▸ Selected passage
The harbour was badly damaged in the 2004 tsunami. After conducting various studies, the state government decided to carry out an expansion work. The existing eastern breakwaters area were lengthened and a new breakwater area formed on the western side. Once expanded, the harbour could house 150 more mechanized boats, benefiting around 1,500 fishermen.

As of 2013, there are 300 mechanized boats, 115 fibre-reinforced boats and 15 country boats in the harbour. Another 500 mechanized boats from the nearby areas use the harbour.

===Marine Police===
A three-level Coastal Security Scheme (CSS) is being implemented to safeguard the Indian coast. One of the (CSS) measures is Marine Police, who patrol up to 12 nautical miles from the coast. The Tamil Nadu coastline of 1076 km is to be guarded by 12 Marine Police stations, 10 outposts, and 100 check posts. In Kanyakumari District, Chinnamuttom and Colachel have Marine Police stations. As of 2009, there are typically 6–7 coastal security boats in Chinnamuttom Harbour.

==Indian Ocean Tsunami==

The 2004 Indian Ocean earthquake and tsunami caused significant damage to the harbour. The tsunami arrived in the states of Andhra Pradesh and Tamil Nadu along the southeast coast of the Indian mainland shortly after 9:00 a.m. At least two hours later, it arrived in the state of Kerala along the southwest coast. Tamil Nadu and Kerala were extensively damaged, while Andhra Pradesh sustained moderate damage. On the southeast coast it arrived at 9:05 a.m. at Visakhapatnam, 9:05 a.m. at Kakinada, 9:05 a.m. at Chennai, and 9:37 a.m. at Tuticorin. On the southwest coast it arrived at 11:10 a.m. at Kochi and 12:25 p.m. at Marmagoa. There were two to five waves of varying amplitude. The water receded after the first wave struck.

On the western coast, the run-up elevations were 4.5 m at Kanyakumari District in Tamil Nadu. The time lapse between the waves also varied from about 15 to 90 minutes.

▸ Given entries
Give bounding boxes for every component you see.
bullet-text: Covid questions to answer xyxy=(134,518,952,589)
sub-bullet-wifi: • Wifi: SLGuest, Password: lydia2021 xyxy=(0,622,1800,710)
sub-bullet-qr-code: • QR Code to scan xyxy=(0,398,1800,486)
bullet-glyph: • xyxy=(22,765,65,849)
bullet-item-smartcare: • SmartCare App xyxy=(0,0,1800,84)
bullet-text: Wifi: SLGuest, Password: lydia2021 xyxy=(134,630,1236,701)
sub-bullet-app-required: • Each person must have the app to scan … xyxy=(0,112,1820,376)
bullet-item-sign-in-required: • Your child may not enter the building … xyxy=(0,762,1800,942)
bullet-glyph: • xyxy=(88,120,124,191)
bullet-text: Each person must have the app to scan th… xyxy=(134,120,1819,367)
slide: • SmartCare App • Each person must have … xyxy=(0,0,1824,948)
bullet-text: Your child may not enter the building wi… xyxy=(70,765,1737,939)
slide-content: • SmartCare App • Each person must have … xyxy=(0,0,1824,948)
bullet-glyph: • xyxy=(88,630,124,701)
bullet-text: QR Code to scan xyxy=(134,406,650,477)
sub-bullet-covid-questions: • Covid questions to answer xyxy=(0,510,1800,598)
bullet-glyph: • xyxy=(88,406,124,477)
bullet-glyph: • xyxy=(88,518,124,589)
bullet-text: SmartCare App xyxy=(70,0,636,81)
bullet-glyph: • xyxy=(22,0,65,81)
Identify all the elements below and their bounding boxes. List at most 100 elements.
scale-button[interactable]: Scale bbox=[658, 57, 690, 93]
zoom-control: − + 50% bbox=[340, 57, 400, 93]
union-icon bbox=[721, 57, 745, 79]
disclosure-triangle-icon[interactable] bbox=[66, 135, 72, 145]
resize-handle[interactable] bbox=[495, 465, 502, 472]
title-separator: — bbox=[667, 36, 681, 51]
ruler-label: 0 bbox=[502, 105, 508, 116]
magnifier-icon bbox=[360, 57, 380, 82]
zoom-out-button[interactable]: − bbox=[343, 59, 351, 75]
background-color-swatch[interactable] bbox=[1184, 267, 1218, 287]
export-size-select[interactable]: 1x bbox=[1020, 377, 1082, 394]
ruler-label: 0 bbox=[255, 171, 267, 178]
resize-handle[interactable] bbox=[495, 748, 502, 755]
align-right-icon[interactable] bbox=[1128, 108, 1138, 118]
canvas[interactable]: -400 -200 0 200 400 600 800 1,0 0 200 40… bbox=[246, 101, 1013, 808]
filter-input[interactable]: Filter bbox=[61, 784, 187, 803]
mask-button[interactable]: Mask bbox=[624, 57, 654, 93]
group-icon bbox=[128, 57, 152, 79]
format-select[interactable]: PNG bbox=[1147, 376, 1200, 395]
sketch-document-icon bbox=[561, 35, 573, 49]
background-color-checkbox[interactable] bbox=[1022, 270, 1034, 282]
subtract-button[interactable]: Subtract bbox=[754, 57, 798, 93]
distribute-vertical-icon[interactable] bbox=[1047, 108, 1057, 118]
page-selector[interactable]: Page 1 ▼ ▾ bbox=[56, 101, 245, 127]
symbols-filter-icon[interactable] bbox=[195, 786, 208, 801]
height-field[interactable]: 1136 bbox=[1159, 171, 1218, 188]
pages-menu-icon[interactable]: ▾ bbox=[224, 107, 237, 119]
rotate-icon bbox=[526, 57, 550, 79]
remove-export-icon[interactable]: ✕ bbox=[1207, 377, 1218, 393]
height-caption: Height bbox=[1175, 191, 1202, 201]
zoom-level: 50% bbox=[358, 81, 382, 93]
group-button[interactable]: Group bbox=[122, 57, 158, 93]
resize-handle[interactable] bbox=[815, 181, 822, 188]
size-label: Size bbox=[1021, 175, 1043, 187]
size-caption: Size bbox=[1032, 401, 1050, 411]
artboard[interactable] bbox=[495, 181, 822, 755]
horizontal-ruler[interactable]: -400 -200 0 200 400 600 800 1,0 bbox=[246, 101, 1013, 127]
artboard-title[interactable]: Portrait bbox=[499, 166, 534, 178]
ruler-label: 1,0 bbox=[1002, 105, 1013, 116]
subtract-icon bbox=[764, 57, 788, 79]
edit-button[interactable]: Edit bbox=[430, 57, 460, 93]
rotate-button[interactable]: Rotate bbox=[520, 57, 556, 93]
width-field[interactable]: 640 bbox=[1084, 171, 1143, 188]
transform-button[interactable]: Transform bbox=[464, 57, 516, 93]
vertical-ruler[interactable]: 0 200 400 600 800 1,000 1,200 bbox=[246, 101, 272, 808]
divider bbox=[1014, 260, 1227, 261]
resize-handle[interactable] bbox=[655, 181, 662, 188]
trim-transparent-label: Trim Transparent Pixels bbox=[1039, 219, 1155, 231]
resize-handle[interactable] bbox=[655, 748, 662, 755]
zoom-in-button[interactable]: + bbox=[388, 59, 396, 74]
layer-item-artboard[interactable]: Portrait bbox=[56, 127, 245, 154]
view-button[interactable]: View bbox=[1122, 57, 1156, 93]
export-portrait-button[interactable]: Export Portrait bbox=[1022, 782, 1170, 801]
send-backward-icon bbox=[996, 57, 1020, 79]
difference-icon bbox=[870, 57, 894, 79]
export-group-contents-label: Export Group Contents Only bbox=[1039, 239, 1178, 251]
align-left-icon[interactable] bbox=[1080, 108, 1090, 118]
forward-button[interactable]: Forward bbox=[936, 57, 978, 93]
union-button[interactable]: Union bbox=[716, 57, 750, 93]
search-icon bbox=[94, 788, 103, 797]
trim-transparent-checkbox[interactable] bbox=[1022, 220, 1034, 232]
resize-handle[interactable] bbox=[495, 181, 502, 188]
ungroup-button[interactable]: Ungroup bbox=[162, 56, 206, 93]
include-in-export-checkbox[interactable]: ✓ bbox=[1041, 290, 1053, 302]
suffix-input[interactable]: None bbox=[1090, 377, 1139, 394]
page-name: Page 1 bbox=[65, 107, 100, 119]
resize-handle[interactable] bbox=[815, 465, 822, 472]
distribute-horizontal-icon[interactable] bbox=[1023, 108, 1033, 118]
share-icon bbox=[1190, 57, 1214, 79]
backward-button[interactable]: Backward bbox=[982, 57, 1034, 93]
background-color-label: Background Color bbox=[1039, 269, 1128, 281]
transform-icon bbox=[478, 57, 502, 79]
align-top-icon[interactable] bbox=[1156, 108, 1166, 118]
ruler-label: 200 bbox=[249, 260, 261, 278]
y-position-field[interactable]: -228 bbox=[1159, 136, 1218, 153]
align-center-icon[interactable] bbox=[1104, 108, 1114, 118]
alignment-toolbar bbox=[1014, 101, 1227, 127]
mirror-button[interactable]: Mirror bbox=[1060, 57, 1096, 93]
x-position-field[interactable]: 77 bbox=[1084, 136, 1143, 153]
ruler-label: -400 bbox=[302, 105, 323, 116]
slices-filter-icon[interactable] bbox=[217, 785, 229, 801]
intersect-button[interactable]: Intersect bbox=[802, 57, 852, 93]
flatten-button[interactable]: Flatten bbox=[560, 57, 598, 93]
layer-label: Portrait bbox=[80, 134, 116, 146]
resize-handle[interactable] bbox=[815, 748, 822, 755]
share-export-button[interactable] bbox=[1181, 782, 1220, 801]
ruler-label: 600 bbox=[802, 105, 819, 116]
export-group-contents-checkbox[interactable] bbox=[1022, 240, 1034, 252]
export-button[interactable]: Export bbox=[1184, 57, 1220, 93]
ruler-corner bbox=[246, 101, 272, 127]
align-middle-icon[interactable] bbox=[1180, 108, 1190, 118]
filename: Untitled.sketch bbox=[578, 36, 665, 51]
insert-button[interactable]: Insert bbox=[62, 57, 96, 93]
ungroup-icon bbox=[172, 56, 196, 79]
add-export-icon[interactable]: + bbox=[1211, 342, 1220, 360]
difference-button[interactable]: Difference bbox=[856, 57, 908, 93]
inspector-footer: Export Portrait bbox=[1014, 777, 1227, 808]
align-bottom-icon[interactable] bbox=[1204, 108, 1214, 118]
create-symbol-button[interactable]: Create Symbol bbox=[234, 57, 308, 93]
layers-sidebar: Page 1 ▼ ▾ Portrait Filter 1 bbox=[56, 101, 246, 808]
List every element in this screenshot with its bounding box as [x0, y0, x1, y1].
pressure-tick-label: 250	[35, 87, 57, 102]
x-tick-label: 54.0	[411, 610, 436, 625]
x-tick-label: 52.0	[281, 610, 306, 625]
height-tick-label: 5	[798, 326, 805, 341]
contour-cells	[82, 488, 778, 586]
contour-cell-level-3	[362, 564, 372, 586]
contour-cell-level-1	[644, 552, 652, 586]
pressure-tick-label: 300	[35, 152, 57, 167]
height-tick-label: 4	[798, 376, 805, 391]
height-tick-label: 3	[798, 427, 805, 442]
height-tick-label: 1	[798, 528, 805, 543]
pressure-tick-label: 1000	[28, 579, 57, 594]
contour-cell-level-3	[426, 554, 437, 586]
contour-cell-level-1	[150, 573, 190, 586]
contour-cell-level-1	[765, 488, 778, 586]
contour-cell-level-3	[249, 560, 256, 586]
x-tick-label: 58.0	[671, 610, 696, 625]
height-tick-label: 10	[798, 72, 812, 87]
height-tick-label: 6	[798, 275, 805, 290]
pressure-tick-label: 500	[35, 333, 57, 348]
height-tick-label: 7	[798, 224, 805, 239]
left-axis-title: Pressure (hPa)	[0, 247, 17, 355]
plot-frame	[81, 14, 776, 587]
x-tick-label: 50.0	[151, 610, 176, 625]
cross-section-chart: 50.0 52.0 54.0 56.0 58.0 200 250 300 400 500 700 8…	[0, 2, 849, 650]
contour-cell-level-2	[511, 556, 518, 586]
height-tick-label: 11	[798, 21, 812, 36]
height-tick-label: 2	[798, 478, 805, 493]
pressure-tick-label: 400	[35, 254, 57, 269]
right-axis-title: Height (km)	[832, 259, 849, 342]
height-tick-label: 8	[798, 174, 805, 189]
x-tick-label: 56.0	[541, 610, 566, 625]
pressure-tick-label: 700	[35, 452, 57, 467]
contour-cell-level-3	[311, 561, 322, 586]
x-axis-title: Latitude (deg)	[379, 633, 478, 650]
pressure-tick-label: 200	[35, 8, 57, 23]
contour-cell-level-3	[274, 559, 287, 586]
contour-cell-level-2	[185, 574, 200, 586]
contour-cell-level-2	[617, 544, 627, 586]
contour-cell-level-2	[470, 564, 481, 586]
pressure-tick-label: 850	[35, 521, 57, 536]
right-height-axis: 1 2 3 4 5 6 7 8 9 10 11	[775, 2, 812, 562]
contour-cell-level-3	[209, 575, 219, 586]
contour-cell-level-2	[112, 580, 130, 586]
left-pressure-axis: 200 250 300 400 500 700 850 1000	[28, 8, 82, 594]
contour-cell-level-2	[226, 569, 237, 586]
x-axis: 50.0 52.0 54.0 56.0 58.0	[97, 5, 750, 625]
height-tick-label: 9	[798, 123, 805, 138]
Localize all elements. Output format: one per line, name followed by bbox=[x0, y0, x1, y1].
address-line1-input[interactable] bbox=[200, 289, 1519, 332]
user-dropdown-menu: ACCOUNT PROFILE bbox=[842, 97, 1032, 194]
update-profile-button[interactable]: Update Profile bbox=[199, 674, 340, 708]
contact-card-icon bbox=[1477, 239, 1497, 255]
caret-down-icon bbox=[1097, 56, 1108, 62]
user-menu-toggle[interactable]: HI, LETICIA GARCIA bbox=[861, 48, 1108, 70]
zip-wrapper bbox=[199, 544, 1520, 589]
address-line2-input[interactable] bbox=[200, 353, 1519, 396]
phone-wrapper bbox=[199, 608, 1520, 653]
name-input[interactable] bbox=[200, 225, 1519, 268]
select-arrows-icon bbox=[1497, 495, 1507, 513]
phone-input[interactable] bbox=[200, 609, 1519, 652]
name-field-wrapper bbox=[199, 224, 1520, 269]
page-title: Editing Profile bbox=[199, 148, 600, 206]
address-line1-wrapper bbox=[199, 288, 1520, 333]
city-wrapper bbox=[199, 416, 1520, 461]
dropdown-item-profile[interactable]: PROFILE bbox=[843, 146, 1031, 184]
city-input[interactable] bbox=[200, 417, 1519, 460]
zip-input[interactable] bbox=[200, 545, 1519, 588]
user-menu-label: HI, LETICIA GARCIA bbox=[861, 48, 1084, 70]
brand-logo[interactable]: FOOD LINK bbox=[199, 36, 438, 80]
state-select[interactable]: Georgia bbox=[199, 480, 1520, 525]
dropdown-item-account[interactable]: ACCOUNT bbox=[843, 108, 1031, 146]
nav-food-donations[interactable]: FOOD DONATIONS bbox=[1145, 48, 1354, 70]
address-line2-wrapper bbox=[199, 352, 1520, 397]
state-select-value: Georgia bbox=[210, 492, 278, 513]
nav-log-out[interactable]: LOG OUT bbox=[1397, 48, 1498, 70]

▸ Task directions
Summarize the passage on Chinnamuttom Harbour in three sentences.

▸ Exercise output
Chinnamuttom Harbour was badly damaged in the 2004 tsunami. The state government then lengthened the eastern breakwaters and formed a new western breakwater so the harbor could house 150 more mechanized boats, benefiting around 1,500 fishermen. As of 2013 it held 300 mechanized boats, 115 fiber-reinforced boats and 15 country boats, with another 500 mechanized boats from nearby areas using it, and as of 2009 it typically had 6–7 coastal security boats under a Coastal Security Scheme whose Marine Police patrol up to 12 nautical miles from the coast.